_Your task_:
Locate every line in the records below that contains the word "تهران", and copy each one.
- - -
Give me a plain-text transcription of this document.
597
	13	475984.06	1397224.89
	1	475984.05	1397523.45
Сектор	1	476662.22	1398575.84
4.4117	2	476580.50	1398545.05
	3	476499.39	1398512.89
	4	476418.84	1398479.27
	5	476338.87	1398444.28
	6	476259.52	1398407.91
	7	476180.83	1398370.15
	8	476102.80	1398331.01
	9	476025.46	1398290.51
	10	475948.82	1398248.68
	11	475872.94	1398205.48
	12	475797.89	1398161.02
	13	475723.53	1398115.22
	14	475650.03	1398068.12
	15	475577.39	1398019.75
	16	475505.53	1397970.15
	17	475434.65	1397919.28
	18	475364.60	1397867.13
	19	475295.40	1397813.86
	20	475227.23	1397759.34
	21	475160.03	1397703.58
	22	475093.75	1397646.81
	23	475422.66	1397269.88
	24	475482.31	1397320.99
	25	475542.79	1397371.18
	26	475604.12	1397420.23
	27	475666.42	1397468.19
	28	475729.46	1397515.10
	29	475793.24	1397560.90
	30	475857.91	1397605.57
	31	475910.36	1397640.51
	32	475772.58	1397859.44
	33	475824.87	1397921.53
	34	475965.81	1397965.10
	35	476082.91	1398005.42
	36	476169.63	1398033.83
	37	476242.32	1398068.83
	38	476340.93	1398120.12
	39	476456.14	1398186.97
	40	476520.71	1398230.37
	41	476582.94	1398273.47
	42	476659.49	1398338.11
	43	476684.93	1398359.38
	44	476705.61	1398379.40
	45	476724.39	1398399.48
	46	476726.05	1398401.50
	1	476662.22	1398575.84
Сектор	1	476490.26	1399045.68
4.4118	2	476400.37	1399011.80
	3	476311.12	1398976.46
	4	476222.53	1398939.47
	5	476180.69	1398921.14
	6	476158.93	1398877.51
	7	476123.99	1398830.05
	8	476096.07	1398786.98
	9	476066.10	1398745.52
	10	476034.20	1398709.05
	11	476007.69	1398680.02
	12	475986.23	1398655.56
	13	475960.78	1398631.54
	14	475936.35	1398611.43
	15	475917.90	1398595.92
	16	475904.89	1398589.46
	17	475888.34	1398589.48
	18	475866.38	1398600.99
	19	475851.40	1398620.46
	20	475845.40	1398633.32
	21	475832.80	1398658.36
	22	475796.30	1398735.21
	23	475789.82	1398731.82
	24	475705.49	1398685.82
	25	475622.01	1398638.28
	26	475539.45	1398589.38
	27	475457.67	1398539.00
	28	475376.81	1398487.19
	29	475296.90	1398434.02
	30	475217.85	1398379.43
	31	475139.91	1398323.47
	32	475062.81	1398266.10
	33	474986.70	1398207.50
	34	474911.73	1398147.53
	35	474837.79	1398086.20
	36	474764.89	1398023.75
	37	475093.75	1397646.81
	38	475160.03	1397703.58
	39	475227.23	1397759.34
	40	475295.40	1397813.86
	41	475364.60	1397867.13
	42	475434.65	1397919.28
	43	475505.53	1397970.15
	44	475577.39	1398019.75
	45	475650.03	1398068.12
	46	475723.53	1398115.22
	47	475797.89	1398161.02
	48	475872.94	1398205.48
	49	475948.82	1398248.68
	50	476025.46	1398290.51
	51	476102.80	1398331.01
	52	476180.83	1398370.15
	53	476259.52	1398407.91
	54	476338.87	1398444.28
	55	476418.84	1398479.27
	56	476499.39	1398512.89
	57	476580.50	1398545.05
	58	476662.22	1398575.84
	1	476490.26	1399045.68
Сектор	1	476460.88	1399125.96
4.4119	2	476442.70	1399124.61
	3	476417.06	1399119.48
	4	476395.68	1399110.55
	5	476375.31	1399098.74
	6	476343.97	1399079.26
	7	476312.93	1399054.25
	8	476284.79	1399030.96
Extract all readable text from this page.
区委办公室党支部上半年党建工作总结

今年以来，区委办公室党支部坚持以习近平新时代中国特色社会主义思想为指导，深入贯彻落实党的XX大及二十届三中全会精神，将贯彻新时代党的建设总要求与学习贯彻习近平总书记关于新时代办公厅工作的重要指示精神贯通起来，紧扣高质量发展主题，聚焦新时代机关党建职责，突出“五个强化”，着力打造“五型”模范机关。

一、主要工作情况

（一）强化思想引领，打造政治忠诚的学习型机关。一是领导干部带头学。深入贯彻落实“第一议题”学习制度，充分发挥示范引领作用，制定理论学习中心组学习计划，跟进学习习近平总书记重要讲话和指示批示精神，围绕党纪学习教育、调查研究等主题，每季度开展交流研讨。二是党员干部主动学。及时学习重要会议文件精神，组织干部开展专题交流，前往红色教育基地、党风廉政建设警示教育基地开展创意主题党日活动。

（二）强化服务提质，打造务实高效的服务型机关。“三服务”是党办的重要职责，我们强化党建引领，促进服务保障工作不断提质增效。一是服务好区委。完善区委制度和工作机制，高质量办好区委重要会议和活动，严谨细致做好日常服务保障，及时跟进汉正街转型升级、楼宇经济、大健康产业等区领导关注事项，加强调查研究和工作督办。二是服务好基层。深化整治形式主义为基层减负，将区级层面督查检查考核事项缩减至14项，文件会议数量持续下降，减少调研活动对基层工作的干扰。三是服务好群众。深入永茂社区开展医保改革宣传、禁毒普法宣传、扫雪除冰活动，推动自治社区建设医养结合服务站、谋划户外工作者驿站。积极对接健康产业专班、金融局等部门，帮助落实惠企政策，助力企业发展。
- - -
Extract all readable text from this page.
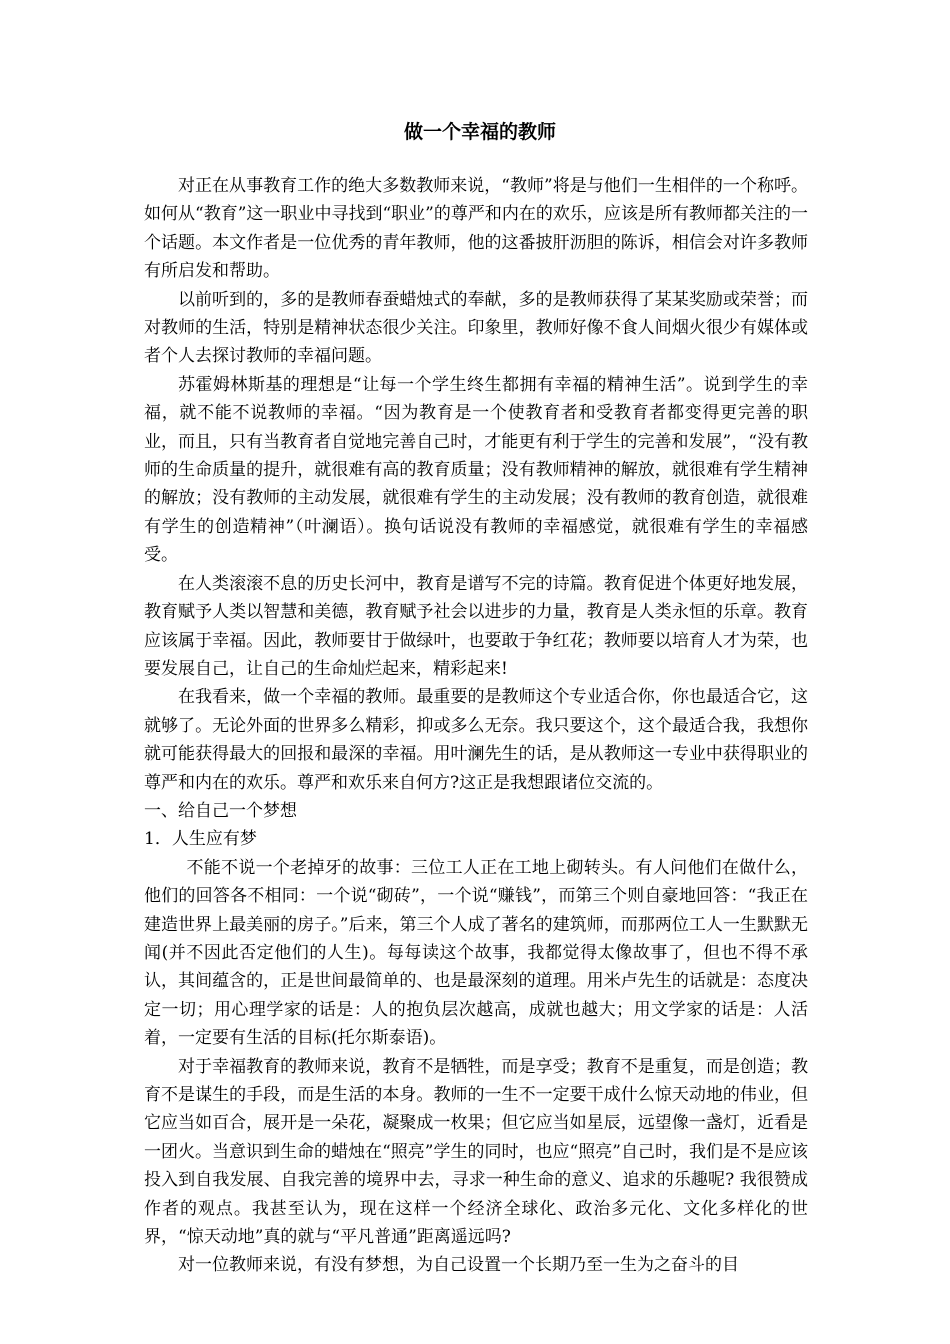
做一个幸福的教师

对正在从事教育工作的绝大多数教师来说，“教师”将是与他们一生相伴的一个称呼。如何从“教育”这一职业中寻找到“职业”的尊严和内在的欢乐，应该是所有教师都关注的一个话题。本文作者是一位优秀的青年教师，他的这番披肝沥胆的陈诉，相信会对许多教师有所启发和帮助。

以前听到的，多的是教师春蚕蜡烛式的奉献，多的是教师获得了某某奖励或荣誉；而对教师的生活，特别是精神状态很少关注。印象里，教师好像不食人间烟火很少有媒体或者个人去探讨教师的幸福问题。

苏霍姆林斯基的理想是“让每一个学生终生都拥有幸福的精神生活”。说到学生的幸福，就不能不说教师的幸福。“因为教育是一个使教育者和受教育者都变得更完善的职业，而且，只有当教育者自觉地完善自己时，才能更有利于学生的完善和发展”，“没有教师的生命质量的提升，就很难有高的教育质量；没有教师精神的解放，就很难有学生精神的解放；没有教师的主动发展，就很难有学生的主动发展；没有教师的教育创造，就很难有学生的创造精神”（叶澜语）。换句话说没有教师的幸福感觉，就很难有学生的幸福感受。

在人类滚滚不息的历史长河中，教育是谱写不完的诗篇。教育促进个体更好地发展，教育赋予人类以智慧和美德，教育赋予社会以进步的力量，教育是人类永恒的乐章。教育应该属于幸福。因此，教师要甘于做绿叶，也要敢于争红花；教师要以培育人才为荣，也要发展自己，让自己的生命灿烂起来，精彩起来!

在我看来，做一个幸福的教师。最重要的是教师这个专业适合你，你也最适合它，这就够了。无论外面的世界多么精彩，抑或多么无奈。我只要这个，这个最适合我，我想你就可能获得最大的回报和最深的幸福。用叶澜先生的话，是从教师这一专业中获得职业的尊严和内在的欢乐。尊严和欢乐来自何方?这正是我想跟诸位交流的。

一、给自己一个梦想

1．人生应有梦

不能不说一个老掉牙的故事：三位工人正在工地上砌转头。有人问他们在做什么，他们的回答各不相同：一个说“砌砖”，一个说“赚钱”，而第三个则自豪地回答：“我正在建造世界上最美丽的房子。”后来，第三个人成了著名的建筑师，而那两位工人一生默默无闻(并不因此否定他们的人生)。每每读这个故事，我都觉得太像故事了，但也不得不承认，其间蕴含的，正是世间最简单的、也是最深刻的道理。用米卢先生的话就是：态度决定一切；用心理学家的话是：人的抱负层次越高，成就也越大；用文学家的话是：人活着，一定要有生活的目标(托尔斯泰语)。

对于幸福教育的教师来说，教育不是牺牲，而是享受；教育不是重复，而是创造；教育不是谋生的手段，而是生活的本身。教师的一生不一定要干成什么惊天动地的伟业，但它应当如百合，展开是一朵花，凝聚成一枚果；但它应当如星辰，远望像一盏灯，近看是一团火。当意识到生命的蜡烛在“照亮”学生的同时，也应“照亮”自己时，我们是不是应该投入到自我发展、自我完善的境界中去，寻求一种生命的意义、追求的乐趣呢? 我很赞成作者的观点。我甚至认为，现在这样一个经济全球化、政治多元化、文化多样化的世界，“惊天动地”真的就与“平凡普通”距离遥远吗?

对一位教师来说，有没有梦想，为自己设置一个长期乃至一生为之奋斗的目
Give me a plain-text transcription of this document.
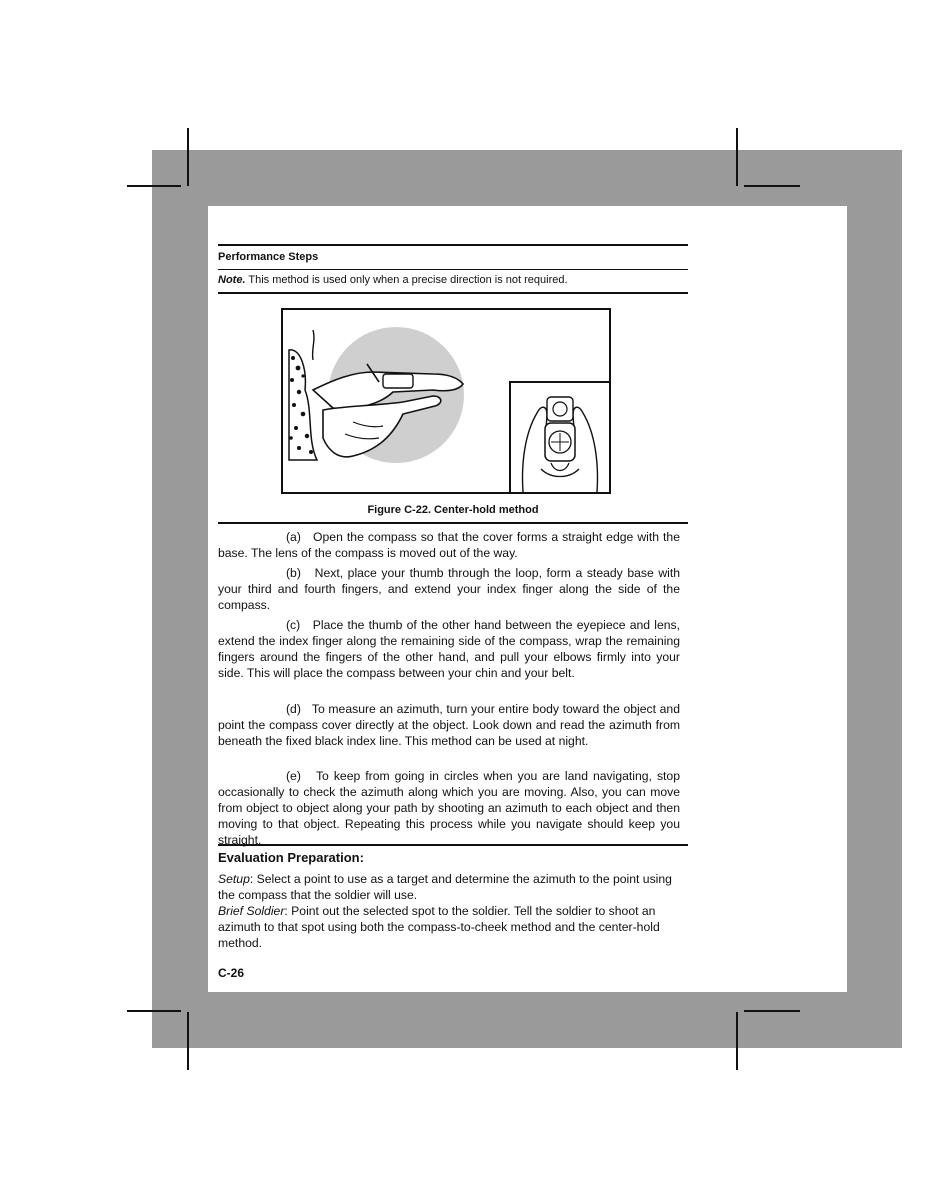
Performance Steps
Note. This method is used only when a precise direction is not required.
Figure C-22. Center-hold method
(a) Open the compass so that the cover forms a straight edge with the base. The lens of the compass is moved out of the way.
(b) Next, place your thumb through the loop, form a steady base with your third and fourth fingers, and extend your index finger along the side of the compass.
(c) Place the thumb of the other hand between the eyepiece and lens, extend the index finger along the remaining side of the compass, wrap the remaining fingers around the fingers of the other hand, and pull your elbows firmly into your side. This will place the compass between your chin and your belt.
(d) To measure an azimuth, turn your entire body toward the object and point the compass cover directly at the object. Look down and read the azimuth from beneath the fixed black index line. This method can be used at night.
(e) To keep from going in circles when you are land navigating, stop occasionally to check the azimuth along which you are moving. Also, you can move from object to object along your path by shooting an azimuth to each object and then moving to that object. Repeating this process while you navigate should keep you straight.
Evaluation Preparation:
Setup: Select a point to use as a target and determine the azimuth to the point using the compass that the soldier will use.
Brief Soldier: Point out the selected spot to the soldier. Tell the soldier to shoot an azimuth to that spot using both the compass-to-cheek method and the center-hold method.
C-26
- - -
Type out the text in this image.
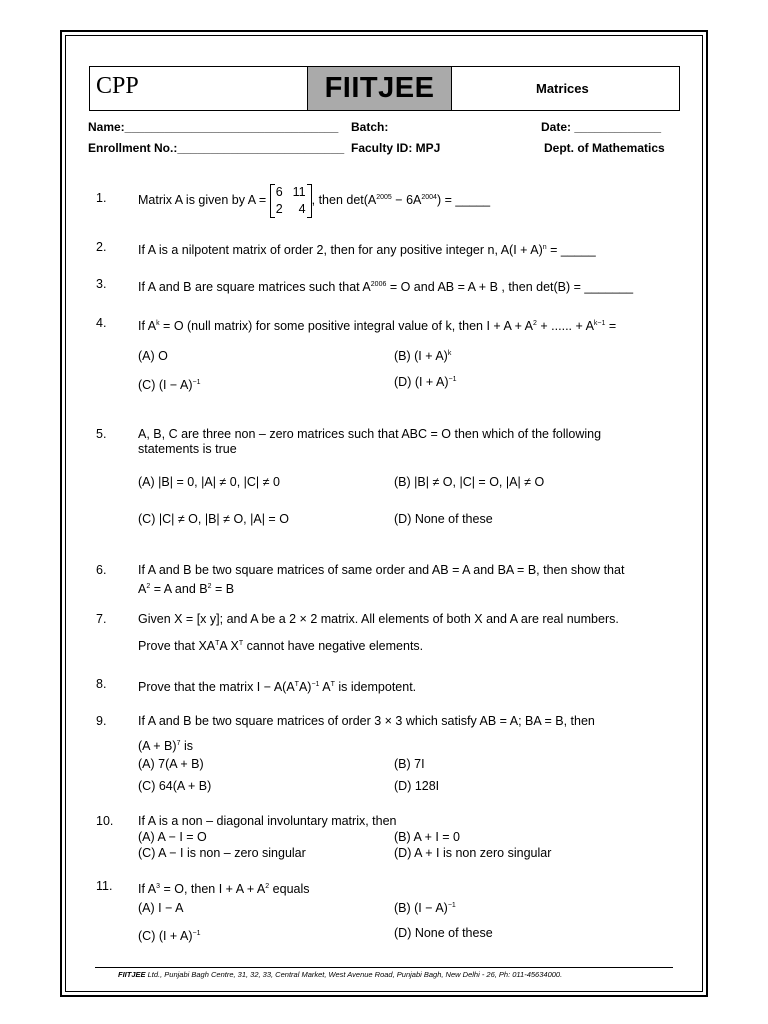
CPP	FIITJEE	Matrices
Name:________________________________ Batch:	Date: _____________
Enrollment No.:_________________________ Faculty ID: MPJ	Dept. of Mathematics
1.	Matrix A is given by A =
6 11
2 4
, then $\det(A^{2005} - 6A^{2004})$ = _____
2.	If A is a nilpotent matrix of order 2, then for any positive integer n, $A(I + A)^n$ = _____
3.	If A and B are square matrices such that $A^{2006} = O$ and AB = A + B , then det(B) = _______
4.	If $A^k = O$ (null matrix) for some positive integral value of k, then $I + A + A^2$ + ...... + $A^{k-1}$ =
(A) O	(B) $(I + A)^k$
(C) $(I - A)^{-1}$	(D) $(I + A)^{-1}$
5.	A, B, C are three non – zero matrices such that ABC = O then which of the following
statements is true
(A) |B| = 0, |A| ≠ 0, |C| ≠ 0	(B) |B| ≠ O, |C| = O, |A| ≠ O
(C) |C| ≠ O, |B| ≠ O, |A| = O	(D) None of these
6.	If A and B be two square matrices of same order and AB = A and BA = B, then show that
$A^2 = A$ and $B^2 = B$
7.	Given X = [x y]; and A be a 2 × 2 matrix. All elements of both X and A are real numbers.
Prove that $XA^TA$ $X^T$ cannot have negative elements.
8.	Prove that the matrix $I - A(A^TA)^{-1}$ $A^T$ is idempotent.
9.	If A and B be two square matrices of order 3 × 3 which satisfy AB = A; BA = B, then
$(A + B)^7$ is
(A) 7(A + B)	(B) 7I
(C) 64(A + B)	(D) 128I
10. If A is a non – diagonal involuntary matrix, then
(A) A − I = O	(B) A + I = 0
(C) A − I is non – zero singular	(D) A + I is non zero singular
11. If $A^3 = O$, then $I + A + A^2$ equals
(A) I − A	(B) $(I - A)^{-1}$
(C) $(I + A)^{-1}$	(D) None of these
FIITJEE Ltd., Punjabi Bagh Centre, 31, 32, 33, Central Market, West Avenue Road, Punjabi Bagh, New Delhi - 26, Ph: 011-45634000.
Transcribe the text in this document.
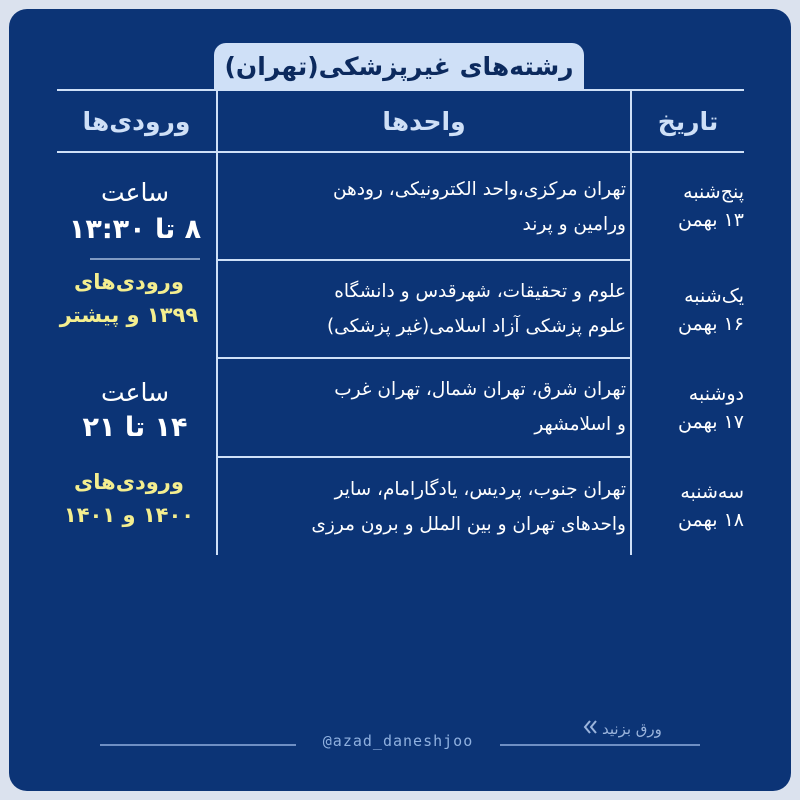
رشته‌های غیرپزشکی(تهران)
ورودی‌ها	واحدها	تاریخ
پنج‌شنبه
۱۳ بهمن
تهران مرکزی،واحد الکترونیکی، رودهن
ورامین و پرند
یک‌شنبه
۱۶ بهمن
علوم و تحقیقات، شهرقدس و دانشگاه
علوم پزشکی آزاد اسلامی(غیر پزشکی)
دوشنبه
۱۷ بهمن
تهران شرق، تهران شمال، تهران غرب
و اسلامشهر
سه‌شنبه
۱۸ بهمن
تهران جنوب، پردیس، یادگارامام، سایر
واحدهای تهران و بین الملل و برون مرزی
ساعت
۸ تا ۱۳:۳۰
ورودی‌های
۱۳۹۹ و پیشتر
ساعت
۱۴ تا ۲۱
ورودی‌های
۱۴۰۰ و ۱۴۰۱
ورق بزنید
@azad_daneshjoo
- - -
_Completed exercise_:
رشته‌های غیرپزشکی(تهران)
تهران مرکزی،واحد الکترونیکی، رودهن
تهران شرق، تهران شمال، تهران غرب
تهران جنوب، پردیس، یادگارامام، سایر
واحدهای تهران و بین الملل و برون مرزی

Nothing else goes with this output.